> **Dataset content**
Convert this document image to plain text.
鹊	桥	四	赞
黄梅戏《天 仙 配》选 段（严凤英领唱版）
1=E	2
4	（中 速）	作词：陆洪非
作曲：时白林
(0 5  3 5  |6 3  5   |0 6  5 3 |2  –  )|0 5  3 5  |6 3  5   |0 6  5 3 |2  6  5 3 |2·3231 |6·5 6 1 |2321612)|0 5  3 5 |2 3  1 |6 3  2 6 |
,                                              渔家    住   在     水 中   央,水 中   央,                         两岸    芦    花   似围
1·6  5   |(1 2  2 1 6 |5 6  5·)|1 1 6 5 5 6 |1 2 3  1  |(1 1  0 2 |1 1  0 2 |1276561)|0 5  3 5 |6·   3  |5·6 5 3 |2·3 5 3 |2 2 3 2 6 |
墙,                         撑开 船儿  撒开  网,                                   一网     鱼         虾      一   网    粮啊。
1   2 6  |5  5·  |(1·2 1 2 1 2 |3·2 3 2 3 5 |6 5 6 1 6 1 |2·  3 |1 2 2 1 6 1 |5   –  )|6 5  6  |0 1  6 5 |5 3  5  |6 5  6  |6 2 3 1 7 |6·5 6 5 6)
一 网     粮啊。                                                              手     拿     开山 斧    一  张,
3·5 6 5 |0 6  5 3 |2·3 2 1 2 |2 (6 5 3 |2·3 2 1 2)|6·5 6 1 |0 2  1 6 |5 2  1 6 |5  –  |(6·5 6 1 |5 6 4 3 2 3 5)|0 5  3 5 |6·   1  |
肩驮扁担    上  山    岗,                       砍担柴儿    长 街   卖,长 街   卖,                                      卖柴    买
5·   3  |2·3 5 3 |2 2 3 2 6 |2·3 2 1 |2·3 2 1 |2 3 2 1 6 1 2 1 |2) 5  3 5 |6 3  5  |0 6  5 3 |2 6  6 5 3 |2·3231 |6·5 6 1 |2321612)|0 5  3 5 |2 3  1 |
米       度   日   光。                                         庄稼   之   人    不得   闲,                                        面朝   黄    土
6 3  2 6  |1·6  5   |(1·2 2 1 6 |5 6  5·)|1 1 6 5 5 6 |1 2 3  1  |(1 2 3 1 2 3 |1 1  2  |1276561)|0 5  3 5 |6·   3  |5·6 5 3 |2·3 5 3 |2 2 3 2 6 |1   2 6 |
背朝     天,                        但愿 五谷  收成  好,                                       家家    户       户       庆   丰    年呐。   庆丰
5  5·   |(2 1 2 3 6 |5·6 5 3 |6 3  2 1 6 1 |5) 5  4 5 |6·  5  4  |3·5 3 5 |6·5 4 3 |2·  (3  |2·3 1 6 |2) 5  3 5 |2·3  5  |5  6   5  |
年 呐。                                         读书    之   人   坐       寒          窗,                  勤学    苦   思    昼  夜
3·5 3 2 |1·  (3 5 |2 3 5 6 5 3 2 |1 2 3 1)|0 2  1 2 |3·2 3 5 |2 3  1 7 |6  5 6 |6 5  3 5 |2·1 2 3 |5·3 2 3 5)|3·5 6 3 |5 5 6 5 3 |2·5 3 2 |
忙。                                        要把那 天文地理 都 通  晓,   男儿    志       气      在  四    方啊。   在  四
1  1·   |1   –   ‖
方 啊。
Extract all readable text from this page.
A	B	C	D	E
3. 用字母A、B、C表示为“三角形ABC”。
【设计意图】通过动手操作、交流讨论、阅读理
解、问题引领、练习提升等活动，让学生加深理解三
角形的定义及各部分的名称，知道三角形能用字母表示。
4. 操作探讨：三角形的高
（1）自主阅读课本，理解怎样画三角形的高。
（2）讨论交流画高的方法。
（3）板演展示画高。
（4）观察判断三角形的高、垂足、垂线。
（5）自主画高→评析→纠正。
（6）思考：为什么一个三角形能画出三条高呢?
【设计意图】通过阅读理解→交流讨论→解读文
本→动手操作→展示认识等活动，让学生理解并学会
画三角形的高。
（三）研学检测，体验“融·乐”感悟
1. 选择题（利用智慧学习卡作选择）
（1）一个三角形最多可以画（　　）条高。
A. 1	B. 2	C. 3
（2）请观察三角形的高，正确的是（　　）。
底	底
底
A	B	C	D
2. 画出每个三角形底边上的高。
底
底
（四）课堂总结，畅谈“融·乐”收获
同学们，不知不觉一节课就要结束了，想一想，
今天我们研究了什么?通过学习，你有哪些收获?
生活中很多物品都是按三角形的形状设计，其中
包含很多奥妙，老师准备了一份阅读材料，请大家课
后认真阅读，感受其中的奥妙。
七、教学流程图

> **Problem description**
Send back each record exactly as it stands.

> **Exercise response**
Convert this document image to plain text.
鹊	桥	四	赞
黄梅戏《天 仙 配》选 段（严凤英领唱版）
1=E	2
4	（中 速）	作词：陆洪非
作曲：时白林
(0 5  3 5  |6 3  5   |0 6  5 3 |2  –  )|0 5  3 5  |6 3  5   |0 6  5 3 |2  6  5 3 |2·3231 |6·5 6 1 |2321612)|0 5  3 5 |2 3  1 |6 3  2 6 |
,                                              渔家    住   在     水 中   央,水 中   央,                         两岸    芦    花   似围
1·6  5   |(1 2  2 1 6 |5 6  5·)|1 1 6 5 5 6 |1 2 3  1  |(1 1  0 2 |1 1  0 2 |1276561)|0 5  3 5 |6·   3  |5·6 5 3 |2·3 5 3 |2 2 3 2 6 |
墙,                         撑开 船儿  撒开  网,                                   一网     鱼         虾      一   网    粮啊。
1   2 6  |5  5·  |(1·2 1 2 1 2 |3·2 3 2 3 5 |6 5 6 1 6 1 |2·  3 |1 2 2 1 6 1 |5   –  )|6 5  6  |0 1  6 5 |5 3  5  |6 5  6  |6 2 3 1 7 |6·5 6 5 6)
一 网     粮啊。                                                              手     拿     开山 斧    一  张,
3·5 6 5 |0 6  5 3 |2·3 2 1 2 |2 (6 5 3 |2·3 2 1 2)|6·5 6 1 |0 2  1 6 |5 2  1 6 |5  –  |(6·5 6 1 |5 6 4 3 2 3 5)|0 5  3 5 |6·   1  |
肩驮扁担    上  山    岗,                       砍担柴儿    长 街   卖,长 街   卖,                                      卖柴    买
5·   3  |2·3 5 3 |2 2 3 2 6 |2·3 2 1 |2·3 2 1 |2 3 2 1 6 1 2 1 |2) 5  3 5 |6 3  5  |0 6  5 3 |2 6  6 5 3 |2·3231 |6·5 6 1 |2321612)|0 5  3 5 |2 3  1 |
米       度   日   光。                                         庄稼   之   人    不得   闲,                                        面朝   黄    土
6 3  2 6  |1·6  5   |(1·2 2 1 6 |5 6  5·)|1 1 6 5 5 6 |1 2 3  1  |(1 2 3 1 2 3 |1 1  2  |1276561)|0 5  3 5 |6·   3  |5·6 5 3 |2·3 5 3 |2 2 3 2 6 |1   2 6 |
背朝     天,                        但愿 五谷  收成  好,                                       家家    户       户       庆   丰    年呐。   庆丰
5  5·   |(2 1 2 3 6 |5·6 5 3 |6 3  2 1 6 1 |5) 5  4 5 |6·  5  4  |3·5 3 5 |6·5 4 3 |2·  (3  |2·3 1 6 |2) 5  3 5 |2·3  5  |5  6   5  |
年 呐。                                         读书    之   人   坐       寒          窗,                  勤学    苦   思    昼  夜
3·5 3 2 |1·  (3 5 |2 3 5 6 5 3 2 |1 2 3 1)|0 2  1 2 |3·2 3 5 |2 3  1 7 |6  5 6 |6 5  3 5 |2·1 2 3 |5·3 2 3 5)|3·5 6 3 |5 5 6 5 3 |2·5 3 2 |
忙。                                        要把那 天文地理 都 通  晓,   男儿    志       气      在  四    方啊。   在  四
1  1·   |1   –   ‖
方 啊。
Extract all readable text from this page.
A	B	C	D	E
3. 用字母A、B、C表示为“三角形ABC”。
【设计意图】通过动手操作、交流讨论、阅读理
解、问题引领、练习提升等活动，让学生加深理解三
角形的定义及各部分的名称，知道三角形能用字母表示。
4. 操作探讨：三角形的高
（1）自主阅读课本，理解怎样画三角形的高。
（2）讨论交流画高的方法。
（3）板演展示画高。
（4）观察判断三角形的高、垂足、垂线。
（5）自主画高→评析→纠正。
（6）思考：为什么一个三角形能画出三条高呢?
【设计意图】通过阅读理解→交流讨论→解读文
本→动手操作→展示认识等活动，让学生理解并学会
画三角形的高。
（三）研学检测，体验“融·乐”感悟
1. 选择题（利用智慧学习卡作选择）
（1）一个三角形最多可以画（　　）条高。
A. 1	B. 2	C. 3
（2）请观察三角形的高，正确的是（　　）。
底	底
底
A	B	C	D
2. 画出每个三角形底边上的高。
底
底
（四）课堂总结，畅谈“融·乐”收获
同学们，不知不觉一节课就要结束了，想一想，
今天我们研究了什么?通过学习，你有哪些收获?
生活中很多物品都是按三角形的形状设计，其中
包含很多奥妙，老师准备了一份阅读材料，请大家课
后认真阅读，感受其中的奥妙。
七、教学流程图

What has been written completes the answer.